▸ **Material to process**:
BEGIN

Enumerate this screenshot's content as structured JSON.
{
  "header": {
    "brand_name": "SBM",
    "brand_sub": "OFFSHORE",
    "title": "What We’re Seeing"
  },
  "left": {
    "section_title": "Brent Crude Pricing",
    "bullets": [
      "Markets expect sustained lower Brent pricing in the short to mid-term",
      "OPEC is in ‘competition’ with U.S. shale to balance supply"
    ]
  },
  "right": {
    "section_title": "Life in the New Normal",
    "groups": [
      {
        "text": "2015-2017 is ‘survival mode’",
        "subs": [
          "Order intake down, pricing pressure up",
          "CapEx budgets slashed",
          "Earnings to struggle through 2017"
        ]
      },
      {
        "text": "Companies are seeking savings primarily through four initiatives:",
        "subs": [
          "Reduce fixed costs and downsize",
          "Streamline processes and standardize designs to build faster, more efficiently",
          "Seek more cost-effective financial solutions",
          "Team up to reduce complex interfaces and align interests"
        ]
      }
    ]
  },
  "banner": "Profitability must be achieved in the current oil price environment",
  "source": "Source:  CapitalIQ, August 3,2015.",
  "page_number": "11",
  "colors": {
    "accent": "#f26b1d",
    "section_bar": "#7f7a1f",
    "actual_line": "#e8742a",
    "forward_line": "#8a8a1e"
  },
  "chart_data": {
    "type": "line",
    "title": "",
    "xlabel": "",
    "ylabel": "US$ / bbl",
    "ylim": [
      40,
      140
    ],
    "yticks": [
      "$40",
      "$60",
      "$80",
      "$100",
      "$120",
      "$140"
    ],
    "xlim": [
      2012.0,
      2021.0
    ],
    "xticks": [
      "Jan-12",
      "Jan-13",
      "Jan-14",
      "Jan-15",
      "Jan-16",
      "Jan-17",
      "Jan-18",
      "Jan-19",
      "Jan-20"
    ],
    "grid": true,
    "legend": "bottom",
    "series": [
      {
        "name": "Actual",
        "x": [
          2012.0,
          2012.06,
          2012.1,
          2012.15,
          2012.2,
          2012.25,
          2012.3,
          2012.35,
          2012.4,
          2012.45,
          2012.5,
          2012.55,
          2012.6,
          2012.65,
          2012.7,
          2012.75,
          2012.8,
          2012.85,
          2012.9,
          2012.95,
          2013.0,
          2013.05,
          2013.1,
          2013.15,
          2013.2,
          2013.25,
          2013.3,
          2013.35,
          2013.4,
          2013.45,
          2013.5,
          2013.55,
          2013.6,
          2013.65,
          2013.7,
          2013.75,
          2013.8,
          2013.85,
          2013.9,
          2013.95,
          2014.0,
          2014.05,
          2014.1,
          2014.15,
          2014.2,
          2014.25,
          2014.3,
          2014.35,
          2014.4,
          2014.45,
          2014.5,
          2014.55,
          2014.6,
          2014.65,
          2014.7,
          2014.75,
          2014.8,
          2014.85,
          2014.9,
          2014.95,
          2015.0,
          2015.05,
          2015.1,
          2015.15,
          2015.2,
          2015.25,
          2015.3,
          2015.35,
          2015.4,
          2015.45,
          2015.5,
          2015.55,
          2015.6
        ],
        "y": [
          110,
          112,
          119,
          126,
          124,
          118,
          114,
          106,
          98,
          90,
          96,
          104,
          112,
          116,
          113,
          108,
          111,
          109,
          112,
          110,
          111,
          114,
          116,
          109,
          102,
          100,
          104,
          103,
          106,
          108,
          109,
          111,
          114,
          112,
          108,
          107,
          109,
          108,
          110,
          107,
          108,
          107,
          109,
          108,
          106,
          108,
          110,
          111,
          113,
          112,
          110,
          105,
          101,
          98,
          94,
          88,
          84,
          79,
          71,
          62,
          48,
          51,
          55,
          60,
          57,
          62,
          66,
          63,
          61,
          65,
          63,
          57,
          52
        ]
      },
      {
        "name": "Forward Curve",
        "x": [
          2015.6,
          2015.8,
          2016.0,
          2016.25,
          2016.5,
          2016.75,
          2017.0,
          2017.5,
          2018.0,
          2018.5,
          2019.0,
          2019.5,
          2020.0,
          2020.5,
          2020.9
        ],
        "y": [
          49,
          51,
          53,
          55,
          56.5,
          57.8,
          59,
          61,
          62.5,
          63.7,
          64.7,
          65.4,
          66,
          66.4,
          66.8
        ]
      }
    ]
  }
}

END

Give an exact repetition of all the material.

Enumerate this screenshot's content as structured JSON.
{
  "header": {
    "brand_name": "SBM",
    "brand_sub": "OFFSHORE",
    "title": "What We’re Seeing"
  },
  "left": {
    "section_title": "Brent Crude Pricing",
    "bullets": [
      "Markets expect sustained lower Brent pricing in the short to mid-term",
      "OPEC is in ‘competition’ with U.S. shale to balance supply"
    ]
  },
  "right": {
    "section_title": "Life in the New Normal",
    "groups": [
      {
        "text": "2015-2017 is ‘survival mode’",
        "subs": [
          "Order intake down, pricing pressure up",
          "CapEx budgets slashed",
          "Earnings to struggle through 2017"
        ]
      },
      {
        "text": "Companies are seeking savings primarily through four initiatives:",
        "subs": [
          "Reduce fixed costs and downsize",
          "Streamline processes and standardize designs to build faster, more efficiently",
          "Seek more cost-effective financial solutions",
          "Team up to reduce complex interfaces and align interests"
        ]
      }
    ]
  },
  "banner": "Profitability must be achieved in the current oil price environment",
  "source": "Source:  CapitalIQ, August 3,2015.",
  "page_number": "11",
  "colors": {
    "accent": "#f26b1d",
    "section_bar": "#7f7a1f",
    "actual_line": "#e8742a",
    "forward_line": "#8a8a1e"
  },
  "chart_data": {
    "type": "line",
    "title": "",
    "xlabel": "",
    "ylabel": "US$ / bbl",
    "ylim": [
      40,
      140
    ],
    "yticks": [
      "$40",
      "$60",
      "$80",
      "$100",
      "$120",
      "$140"
    ],
    "xlim": [
      2012.0,
      2021.0
    ],
    "xticks": [
      "Jan-12",
      "Jan-13",
      "Jan-14",
      "Jan-15",
      "Jan-16",
      "Jan-17",
      "Jan-18",
      "Jan-19",
      "Jan-20"
    ],
    "grid": true,
    "legend": "bottom",
    "series": [
      {
        "name": "Actual",
        "x": [
          2012.0,
          2012.06,
          2012.1,
          2012.15,
          2012.2,
          2012.25,
          2012.3,
          2012.35,
          2012.4,
          2012.45,
          2012.5,
          2012.55,
          2012.6,
          2012.65,
          2012.7,
          2012.75,
          2012.8,
          2012.85,
          2012.9,
          2012.95,
          2013.0,
          2013.05,
          2013.1,
          2013.15,
          2013.2,
          2013.25,
          2013.3,
          2013.35,
          2013.4,
          2013.45,
          2013.5,
          2013.55,
          2013.6,
          2013.65,
          2013.7,
          2013.75,
          2013.8,
          2013.85,
          2013.9,
          2013.95,
          2014.0,
          2014.05,
          2014.1,
          2014.15,
          2014.2,
          2014.25,
          2014.3,
          2014.35,
          2014.4,
          2014.45,
          2014.5,
          2014.55,
          2014.6,
          2014.65,
          2014.7,
          2014.75,
          2014.8,
          2014.85,
          2014.9,
          2014.95,
          2015.0,
          2015.05,
          2015.1,
          2015.15,
          2015.2,
          2015.25,
          2015.3,
          2015.35,
          2015.4,
          2015.45,
          2015.5,
          2015.55,
          2015.6
        ],
        "y": [
          110,
          112,
          119,
          126,
          124,
          118,
          114,
          106,
          98,
          90,
          96,
          104,
          112,
          116,
          113,
          108,
          111,
          109,
          112,
          110,
          111,
          114,
          116,
          109,
          102,
          100,
          104,
          103,
          106,
          108,
          109,
          111,
          114,
          112,
          108,
          107,
          109,
          108,
          110,
          107,
          108,
          107,
          109,
          108,
          106,
          108,
          110,
          111,
          113,
          112,
          110,
          105,
          101,
          98,
          94,
          88,
          84,
          79,
          71,
          62,
          48,
          51,
          55,
          60,
          57,
          62,
          66,
          63,
          61,
          65,
          63,
          57,
          52
        ]
      },
      {
        "name": "Forward Curve",
        "x": [
          2015.6,
          2015.8,
          2016.0,
          2016.25,
          2016.5,
          2016.75,
          2017.0,
          2017.5,
          2018.0,
          2018.5,
          2019.0,
          2019.5,
          2020.0,
          2020.5,
          2020.9
        ],
        "y": [
          49,
          51,
          53,
          55,
          56.5,
          57.8,
          59,
          61,
          62.5,
          63.7,
          64.7,
          65.4,
          66,
          66.4,
          66.8
        ]
      }
    ]
  }
}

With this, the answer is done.